### To do
Gather up the lines with the word "time" in them.

### Recorded data
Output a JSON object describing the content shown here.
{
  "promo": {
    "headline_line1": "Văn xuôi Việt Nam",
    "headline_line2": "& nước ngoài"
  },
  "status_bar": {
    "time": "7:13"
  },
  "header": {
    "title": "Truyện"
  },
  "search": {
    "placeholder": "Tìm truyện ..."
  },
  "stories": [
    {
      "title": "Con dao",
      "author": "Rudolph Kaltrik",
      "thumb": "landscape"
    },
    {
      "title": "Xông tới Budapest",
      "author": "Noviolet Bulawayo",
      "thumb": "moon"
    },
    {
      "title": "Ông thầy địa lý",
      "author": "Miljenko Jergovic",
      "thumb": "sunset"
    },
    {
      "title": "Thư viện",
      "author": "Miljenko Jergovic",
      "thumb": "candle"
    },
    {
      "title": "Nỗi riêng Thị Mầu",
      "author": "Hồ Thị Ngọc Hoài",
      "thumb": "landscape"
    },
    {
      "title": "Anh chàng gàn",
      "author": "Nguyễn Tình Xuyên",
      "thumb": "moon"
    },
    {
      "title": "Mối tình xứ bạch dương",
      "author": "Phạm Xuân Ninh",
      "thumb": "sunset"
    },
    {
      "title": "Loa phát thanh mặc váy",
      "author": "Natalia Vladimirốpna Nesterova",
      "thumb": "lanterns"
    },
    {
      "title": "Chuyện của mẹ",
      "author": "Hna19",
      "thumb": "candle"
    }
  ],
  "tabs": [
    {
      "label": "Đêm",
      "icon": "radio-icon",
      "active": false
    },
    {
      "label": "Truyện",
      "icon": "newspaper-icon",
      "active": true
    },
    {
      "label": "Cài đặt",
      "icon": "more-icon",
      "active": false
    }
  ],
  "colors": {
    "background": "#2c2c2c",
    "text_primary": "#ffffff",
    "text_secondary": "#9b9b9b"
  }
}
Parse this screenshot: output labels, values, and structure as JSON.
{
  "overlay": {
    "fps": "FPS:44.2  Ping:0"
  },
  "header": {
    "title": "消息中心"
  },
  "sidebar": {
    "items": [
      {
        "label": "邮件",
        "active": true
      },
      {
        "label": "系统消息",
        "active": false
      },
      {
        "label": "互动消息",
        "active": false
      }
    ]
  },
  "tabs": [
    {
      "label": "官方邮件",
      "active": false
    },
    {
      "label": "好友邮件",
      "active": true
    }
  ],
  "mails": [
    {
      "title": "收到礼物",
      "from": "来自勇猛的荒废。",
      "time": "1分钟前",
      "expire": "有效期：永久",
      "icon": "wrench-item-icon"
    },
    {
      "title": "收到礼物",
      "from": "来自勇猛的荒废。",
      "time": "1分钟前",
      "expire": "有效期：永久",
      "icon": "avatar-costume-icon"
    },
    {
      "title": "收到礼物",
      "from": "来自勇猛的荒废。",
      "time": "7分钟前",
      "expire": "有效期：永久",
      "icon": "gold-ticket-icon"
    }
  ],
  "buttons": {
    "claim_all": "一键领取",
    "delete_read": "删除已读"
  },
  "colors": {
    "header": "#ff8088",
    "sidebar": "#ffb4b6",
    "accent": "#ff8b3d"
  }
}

### In response
    "time": "7:13"
      "time": "1分钟前",
      "time": "1分钟前",
      "time": "7分钟前",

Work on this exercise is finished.